La imagen de Iglesia, presente en la Evangelii gaudium es la del pueblo de Dios que camina en la tierra, entre consuelos de Dios y dificultades internas y externas; una imagen que recuerda claramente LG 8c-d y 9c (cf. EG 80 y 111-114). Una Iglesia siempre en contacto con Dios, pero que debe soportar dificultades y superar obstáculos. Sin embargo, el Papa Francisco añade a este pueblo una visión comunitaria, de carácter familiar o, en todo caso con una cualidad de relaciones que resiste al individualismo que disuelve la sociedad actual, especialmente en algunos países. Esta «comunión» es más una característica moral, un modo de vivir, que una noción social estable o una verdadera y propia definición de Iglesia. El acento se pone en las relaciones personales, en la integración y en la común filiación respecto a Dios Padre (cf. EG 47 y 67, entre otros lugares).
Se podrían indicar varias razones para este énfasis del Papa Francisco, pero para nuestro propósito basta señalar dos: el momento histórico que vivimos y la relación entre el fin y la misión de la Iglesia. El Papa es consciente de las dificultades de la sociedad actual. En efecto, si en el pontificado de Benedicto XVI había que recuperar la razón gracias a la ayuda de la fe, en la Evangelii gaudium de Francisco se trata de recuperar los vínculos sociales naturales, deteriorados por tres siglos de individualismo liberal, a través de la vida comunitaria cristiana, también necesitada de renovación en la caridad (cf. EG 78 y 92). Por eso, el Pontífice afirma que el problema del mal que anida en las estructuras de la sociedad no se puede resolver solo a través de un comportamiento individual virtuoso, sino que es la misma sociedad consumista la que debe ser modificada: de un conjunto de egoísmos aislados hay que pasar a la atención de los demás, especialmente de los débiles. La vida comunitaria de la Iglesia −que no se identifica con la estructura de la Iglesia ni se aparta dialécticamente de ella− reviste, así, una gran importancia. Se funda en el destino final de la Iglesia, en cierto modo anticipado y fuente de esperanza, y realizado en la vida de la Iglesia de modo siempre mejorable y con dificultades. Las faltas encontradas no deben desanimar a nadie, ni ser ocasión para intentar anticipar la condición final de la Iglesia, elevando barreras que favorezcan la cerrazón egoísta, limiten la misión eclesial y, a fin de cuentas, tengan un sabor de donatismo o de gnosticismo (cf. EG 91-92). Así pues, la vida comunitaria, que normalmente se considera como elemento de continuidad entre la economía salvífica y la plenitud final, se considera aquí con una dimensión misionera que, realizándose, la perfecciona. El donatismo y el gnosticismo, en cambio, se ven como actitudes de algunas personas o grupos que son consecuencia de la anticipación indebida de la vida final a la actual economía de la salvación, presentándose como uno de los casos de confusión entre fin y misión.

Parte de un archivo de datos:
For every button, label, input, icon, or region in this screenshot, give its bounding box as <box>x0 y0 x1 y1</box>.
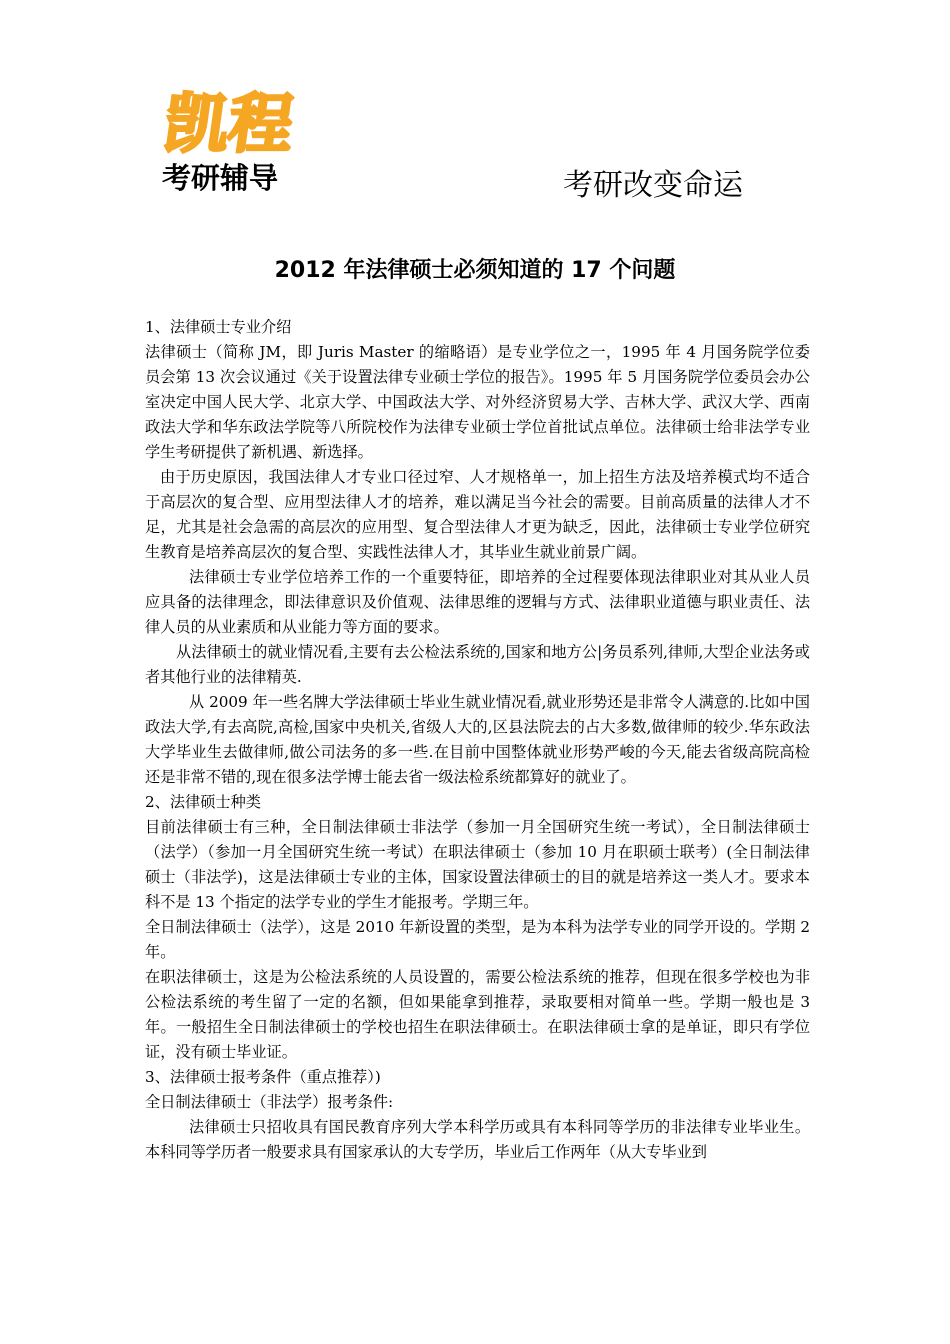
logo-graphic <box>150 74 300 196</box>
section-heading-2: 2、法律硕士种类 <box>145 793 261 811</box>
paragraph: 法律硕士（简称 JM，即 Juris Master 的缩略语）是专业学位之一，1995 年 4 月国务院学位委员会第 13 次会议通过《关于设置法律专业硕士学位的报告》。1995 年 5 月国务院学位委员会办公室决定中国人民大学、北京大学、中国政法大学、对外经济贸易大学、吉林大学、武汉大学、西南政法大学和华东政法学院等八所院校作为法律专业硕士学位首批试点单位。法律硕士给非法学专业学生考研提供了新机遇、新选择。 <box>145 343 810 461</box>
paragraph: 从 2009 年一些名牌大学法律硕士毕业生就业情况看,就业形势还是非常令人满意的.比如中国政法大学,有去高院,高检,国家中央机关,省级人大的,区县法院去的占大多数,做律师的较少.华东政法大学毕业生去做律师,做公司法务的多一些.在目前中国整体就业形势严峻的今天,能去省级高院高检还是非常不错的,现在很多法学博士能去省一级法检系统都算好的就业了。 <box>145 693 810 786</box>
paragraph: 在职法律硕士，这是为公检法系统的人员设置的，需要公检法系统的推荐，但现在很多学校也为非公检法系统的考生留了一定的名额，但如果能拿到推荐，录取要相对简单一些。学期一般也是 3 年。一般招生全日制法律硕士的学校也招生在职法律硕士。在职法律硕士拿的是单证，即只有学位证，没有硕士毕业证。 <box>145 968 810 1061</box>
logo-subtitle: 考研辅导 <box>162 161 279 195</box>
section-heading-3: 3、法律硕士报考条件（重点推荐）) <box>145 1068 381 1086</box>
paragraph: 由于历史原因，我国法律人才专业口径过窄、人才规格单一，加上招生方法及培养模式均不适合于高层次的复合型、应用型法律人才的培养，难以满足当今社会的需要。目前高质量的法律人才不足，尤其是社会急需的高层次的应用型、复合型法律人才更为缺乏，因此，法律硕士专业学位研究生教育是培养高层次的复合型、实践性法律人才，其毕业生就业前景广阔。 <box>145 468 810 561</box>
paragraph: 目前法律硕士有三种，全日制法律硕士非法学（参加一月全国研究生统一考试），全日制法律硕士（法学）（参加一月全国研究生统一考试）在职法律硕士（参加 10 月在职硕士联考）(全日制法律硕士（非法学)，这是法律硕士专业的主体，国家设置法律硕士的目的就是培养这一类人才。要求本科不是 13 个指定的法学专业的学生才能报考。学期三年。 <box>145 818 810 911</box>
document-body <box>145 315 810 1165</box>
page-title: 2012 年法律硕士必须知道的 17 个问题 <box>274 258 676 283</box>
paragraph: 全日制法律硕士（法学），这是 2010 年新设置的类型，是为本科为法学专业的同学开设的。学期 2 年。 <box>145 918 810 961</box>
paragraph: 全日制法律硕士（非法学）报考条件: <box>145 1093 394 1111</box>
section-heading-1: 1、法律硕士专业介绍 <box>145 318 292 336</box>
paragraph: 法律硕士专业学位培养工作的一个重要特征，即培养的全过程要体现法律职业对其从业人员应具备的法律理念，即法律意识及价值观、法律思维的逻辑与方式、法律职业道德与职业责任、法律人员的从业素质和从业能力等方面的要求。 <box>145 568 810 636</box>
paragraph: 从法律硕士的就业情况看,主要有去公检法系统的,国家和地方公|务员系列,律师,大型企业法务或者其他行业的法律精英. <box>145 643 810 686</box>
kaicheng-logo <box>150 74 300 196</box>
slogan: 考研改变命运 <box>563 168 743 203</box>
logo-mark: 凯程 <box>159 87 299 162</box>
paragraph: 法律硕士只招收具有国民教育序列大学本科学历或具有本科同等学历的非法律专业毕业生。本科同等学历者一般要求具有国家承认的大专学历，毕业后工作两年（从大专毕业到 <box>145 1118 810 1161</box>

* **INDICACIONES DE TAREA**
Escribe la continuación del texto sobre la imagen de Iglesia en la Evangelii gaudium a partir de su última oración. Los ítems no hacen falta para nada.

* **RESULTADO DEL EJERCICIO**
La segunda razón de la atención del Papa Francisco a las personas y a las relaciones entre las personas en la Iglesia es la de evitar una idea de Iglesia polarizada en las estructuras, en las cosas penúltimas. El Papa no está tan interesado en explicar el sentido de las estructuras como en animar directamente la vida cristiana, por eso, ofrece una visión más espiritual de la Iglesia (cf. EG 111-114). La primera idea que viene a la cabeza cuando pensamos en el binomio estructuras-personas es la oposición romántica entre la lógica de la institución y la de la persona, que tiene ciertamente algo de verdadero. En efecto, en la historia de la humanidad no siempre la lógica de la institución estuvo al servicio de las personas a las que se dirigía. Un ejemplo paradigmático lo ofrece Juan cuando desvela el pensamiento del Sanedrín según el cual es bueno que un justo muera por la sobrevivencia del régimen vigente entre Israel y el Imperio Romano (cf. Jn 11,49-50). A finales del Setecientos y del Ochocientos la reacción a similares abusos fue propugnada por el liberalismo a través del reclamo a la autonomía de la persona respecto a la sociedad, del estado y de cualquier forma organizativa, aunque a menudo con acentos polémicos y a veces exagerados, cuando se olvidaba la naturaleza social del hombre. Pronto se advirtió que el liberalismo caía en la misma tentación que intentaba desterrar.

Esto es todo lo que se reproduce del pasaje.